Reproduce, word for word, the portion of the forum thread about the rifle scope that begins at the words "## Will R. (Oct" and stops after the words "to the range.".

• Text to read:
- - - - - - -

Finally, in comparing the general outline of the scope to several photos in some old firearms books, the scope looks very similar to the higher magnification (for that era) B&L scopes. If I had to make a guess, I'd say it may be a 2.5 power to 8 power variable B&L; the name of that model was the BALvar 8 (*B*ausch *A*nd *L*omb *var*iable, 8 power maximum magnification). Not sure if or how it would be marked, but I assume there would be something similar engraved somewhere on the scope tube. If it is a BALvar 8, it probably has a tapered crosshair-type reticle, which was a new addition to that scope line when it was introduced in that scope model.

Hope this was helpful; I found it pretty interesting to research.

Oh, and I agree with everything Mike Barham said in the post above this one. :smt023


----------



## Will R. (Oct 14, 2008)

Thanks so much to all of you for the time and trouble you have taken to help me with my questions. 
It's very _deeply appreciated._

I believe this rifle is a keeper. I'll have my gunsmith check it, get it cleaned up and take it to the range.

DJ,

The scope _is_ a Bausch and Lomb BALvar 8 mounted on B&L base system exactly as you describe.

- - - - - - -

• Given data:

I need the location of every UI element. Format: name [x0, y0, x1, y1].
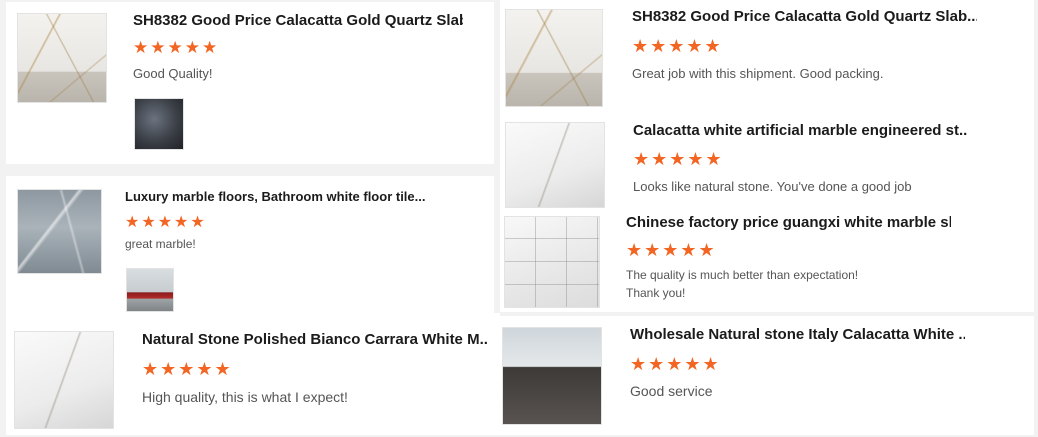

- - - - - - -

• Finished answer:
## Will R. (Oct 14, 2008)

Thanks so much to all of you for the time and trouble you have taken to help me with my questions. 
It's very _deeply appreciated._

I believe this rifle is a keeper. I'll have my gunsmith check it, get it cleaned up and take it to the range.